Task goal: Your answer should be a single number: the count of lines that include "directory".

Raw records:
-- begin --
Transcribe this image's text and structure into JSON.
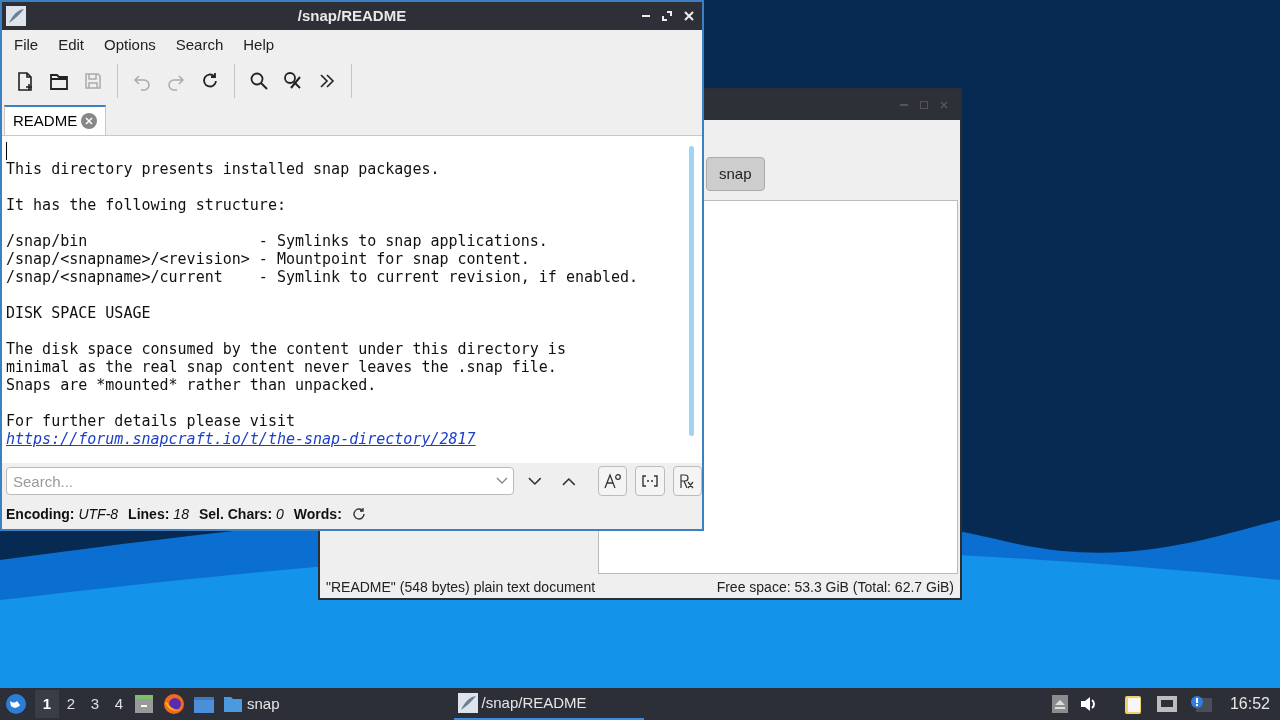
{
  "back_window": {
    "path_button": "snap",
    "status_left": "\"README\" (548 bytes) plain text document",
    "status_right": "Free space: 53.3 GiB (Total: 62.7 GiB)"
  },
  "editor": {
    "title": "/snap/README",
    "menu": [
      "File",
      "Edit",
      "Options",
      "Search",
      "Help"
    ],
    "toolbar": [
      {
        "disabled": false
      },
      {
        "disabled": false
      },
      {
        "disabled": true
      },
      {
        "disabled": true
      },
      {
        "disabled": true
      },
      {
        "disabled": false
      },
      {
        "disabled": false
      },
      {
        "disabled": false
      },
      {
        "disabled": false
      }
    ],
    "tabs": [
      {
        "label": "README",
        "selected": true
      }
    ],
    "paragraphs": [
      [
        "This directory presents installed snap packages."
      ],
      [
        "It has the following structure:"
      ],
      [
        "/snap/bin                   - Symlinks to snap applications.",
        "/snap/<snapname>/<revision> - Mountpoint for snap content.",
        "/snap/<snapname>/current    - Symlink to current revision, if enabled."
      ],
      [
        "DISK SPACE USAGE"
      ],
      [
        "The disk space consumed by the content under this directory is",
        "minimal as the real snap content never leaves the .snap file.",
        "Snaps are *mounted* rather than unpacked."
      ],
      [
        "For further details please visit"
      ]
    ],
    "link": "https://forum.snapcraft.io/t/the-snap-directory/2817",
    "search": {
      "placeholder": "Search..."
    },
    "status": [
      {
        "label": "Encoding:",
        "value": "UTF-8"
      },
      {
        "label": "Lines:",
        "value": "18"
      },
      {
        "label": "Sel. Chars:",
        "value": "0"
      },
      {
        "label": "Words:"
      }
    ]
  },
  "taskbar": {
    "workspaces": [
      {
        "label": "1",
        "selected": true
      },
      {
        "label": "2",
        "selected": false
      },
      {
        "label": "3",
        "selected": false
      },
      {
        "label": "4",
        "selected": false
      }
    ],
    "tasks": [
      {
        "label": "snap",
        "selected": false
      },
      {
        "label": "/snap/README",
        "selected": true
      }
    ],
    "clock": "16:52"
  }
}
-- end --
Problem solution: 3